**TASK GOAL**
Where the line holding "Give me a plain-text" appears, start copying, and continue exactly through the last line of the listing, skipping pictures.

**SUPPLIED RECORDS**

======

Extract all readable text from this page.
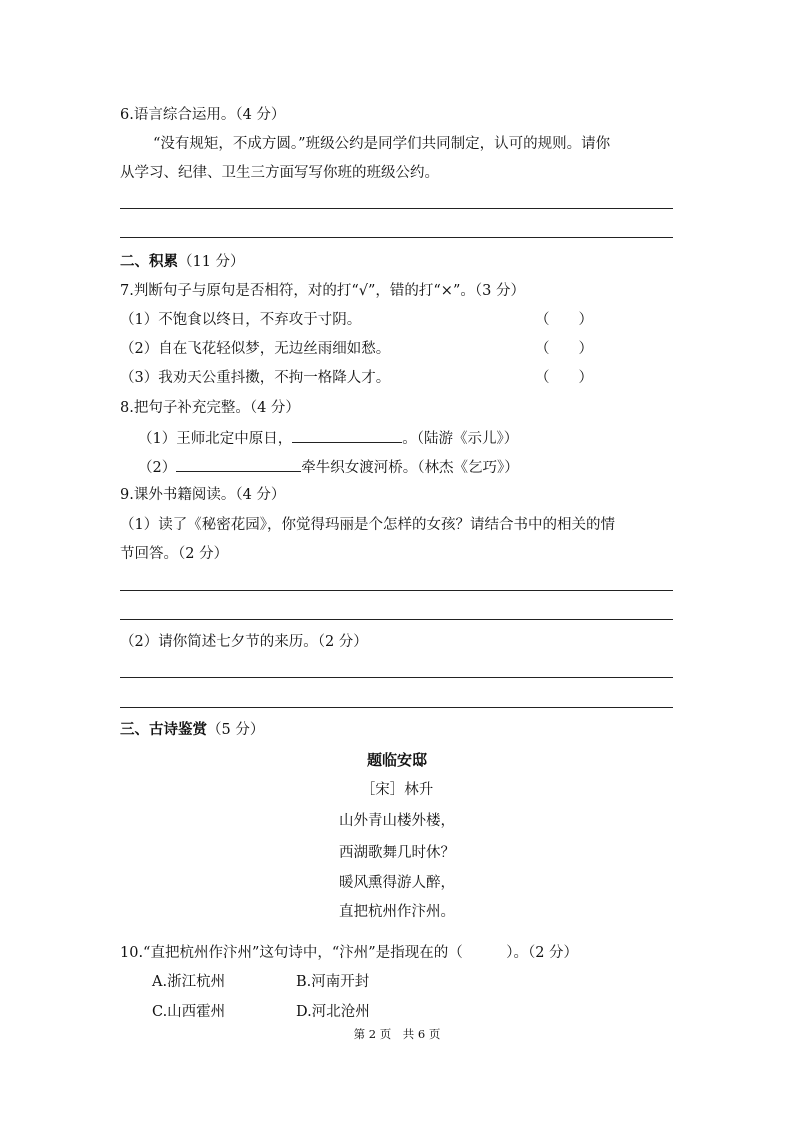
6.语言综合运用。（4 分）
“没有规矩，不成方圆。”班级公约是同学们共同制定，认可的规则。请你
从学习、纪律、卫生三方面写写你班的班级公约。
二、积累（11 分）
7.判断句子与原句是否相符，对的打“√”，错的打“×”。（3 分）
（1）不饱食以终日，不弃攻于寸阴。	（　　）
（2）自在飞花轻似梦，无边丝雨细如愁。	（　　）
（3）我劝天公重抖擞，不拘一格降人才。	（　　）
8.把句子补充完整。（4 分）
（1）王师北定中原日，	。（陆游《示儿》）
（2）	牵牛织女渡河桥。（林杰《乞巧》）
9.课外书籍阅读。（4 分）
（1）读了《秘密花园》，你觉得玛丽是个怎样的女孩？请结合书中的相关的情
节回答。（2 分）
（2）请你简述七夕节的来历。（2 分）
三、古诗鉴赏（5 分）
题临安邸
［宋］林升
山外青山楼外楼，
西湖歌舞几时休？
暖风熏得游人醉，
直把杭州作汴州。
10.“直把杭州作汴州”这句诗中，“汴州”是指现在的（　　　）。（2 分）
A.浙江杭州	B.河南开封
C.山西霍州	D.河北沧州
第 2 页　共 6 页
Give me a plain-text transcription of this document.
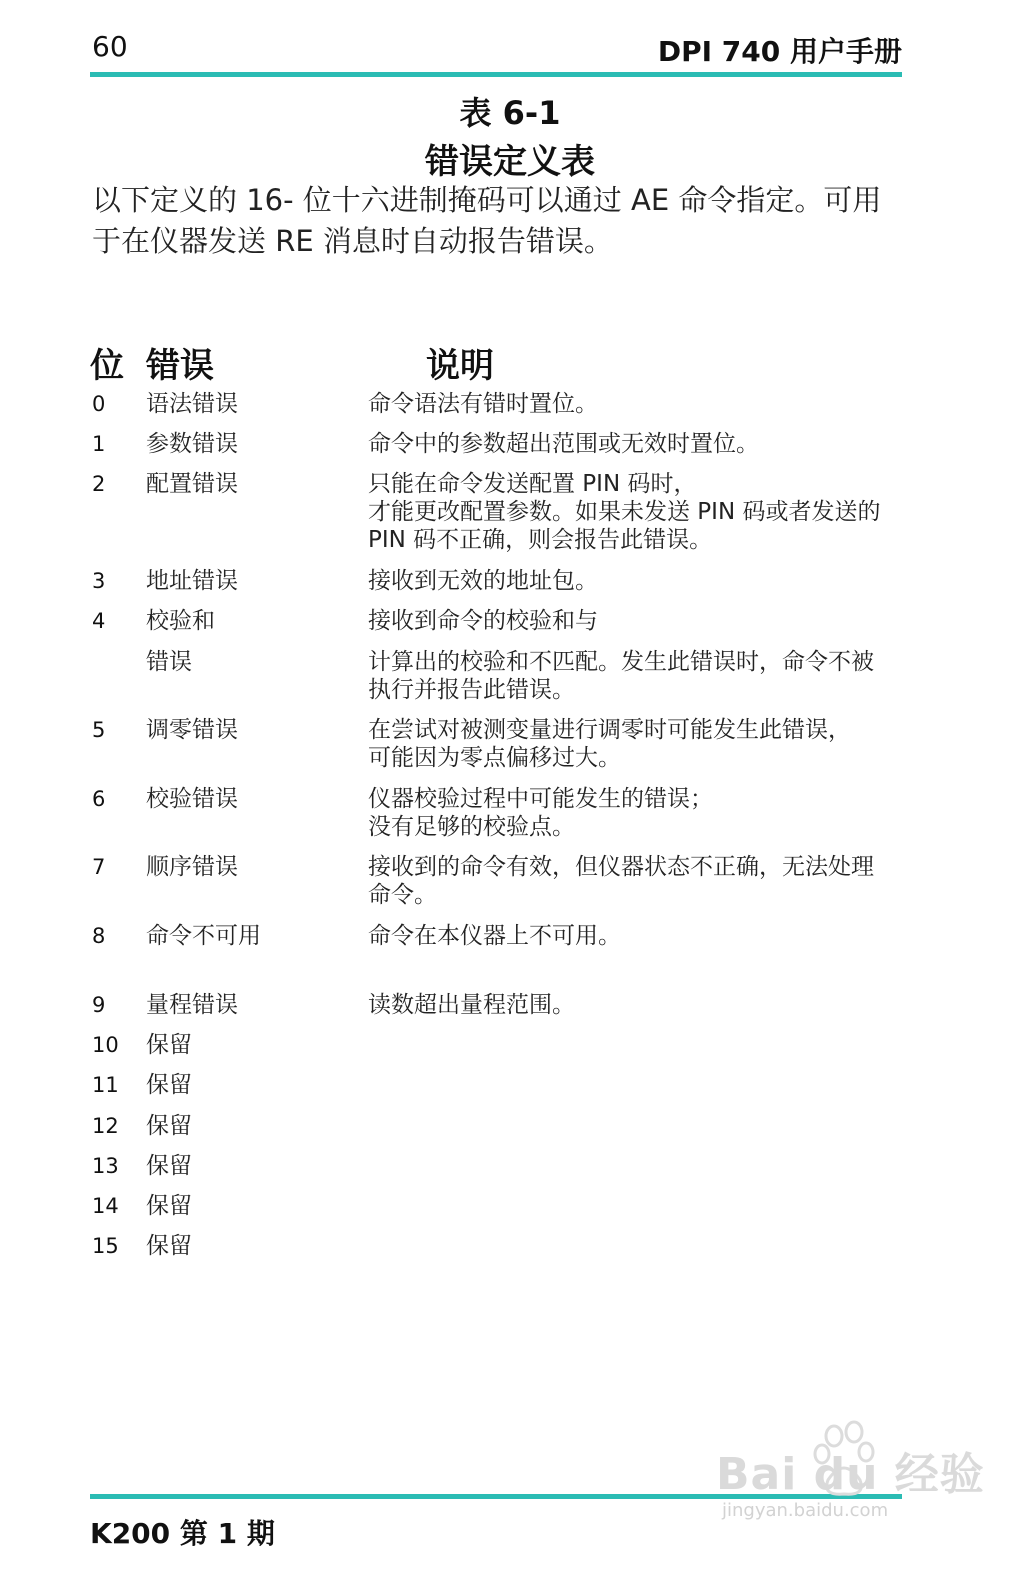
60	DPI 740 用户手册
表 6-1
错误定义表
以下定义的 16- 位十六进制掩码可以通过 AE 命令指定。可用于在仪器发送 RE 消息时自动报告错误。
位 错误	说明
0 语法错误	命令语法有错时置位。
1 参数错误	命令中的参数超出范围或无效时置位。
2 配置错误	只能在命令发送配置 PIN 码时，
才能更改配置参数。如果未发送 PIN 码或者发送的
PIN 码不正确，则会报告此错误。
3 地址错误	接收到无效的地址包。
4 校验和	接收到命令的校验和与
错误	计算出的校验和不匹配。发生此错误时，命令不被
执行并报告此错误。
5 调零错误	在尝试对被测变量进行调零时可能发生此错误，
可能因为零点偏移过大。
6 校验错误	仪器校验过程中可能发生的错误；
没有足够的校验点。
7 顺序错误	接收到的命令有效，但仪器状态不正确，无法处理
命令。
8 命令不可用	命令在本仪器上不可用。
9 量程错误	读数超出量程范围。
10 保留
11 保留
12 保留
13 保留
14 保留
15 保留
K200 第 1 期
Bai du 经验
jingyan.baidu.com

======

**THE COMPLETED TASK**
Give me a plain-text transcription of this document.
60	DPI 740 用户手册
表 6-1
错误定义表
以下定义的 16- 位十六进制掩码可以通过 AE 命令指定。可用于在仪器发送 RE 消息时自动报告错误。
位 错误	说明
0 语法错误	命令语法有错时置位。
1 参数错误	命令中的参数超出范围或无效时置位。
2 配置错误	只能在命令发送配置 PIN 码时，
才能更改配置参数。如果未发送 PIN 码或者发送的
PIN 码不正确，则会报告此错误。
3 地址错误	接收到无效的地址包。
4 校验和	接收到命令的校验和与
错误	计算出的校验和不匹配。发生此错误时，命令不被
执行并报告此错误。
5 调零错误	在尝试对被测变量进行调零时可能发生此错误，
可能因为零点偏移过大。
6 校验错误	仪器校验过程中可能发生的错误；
没有足够的校验点。
7 顺序错误	接收到的命令有效，但仪器状态不正确，无法处理
命令。
8 命令不可用	命令在本仪器上不可用。
9 量程错误	读数超出量程范围。
10 保留
11 保留
12 保留
13 保留
14 保留
15 保留
K200 第 1 期
Bai du 经验
jingyan.baidu.com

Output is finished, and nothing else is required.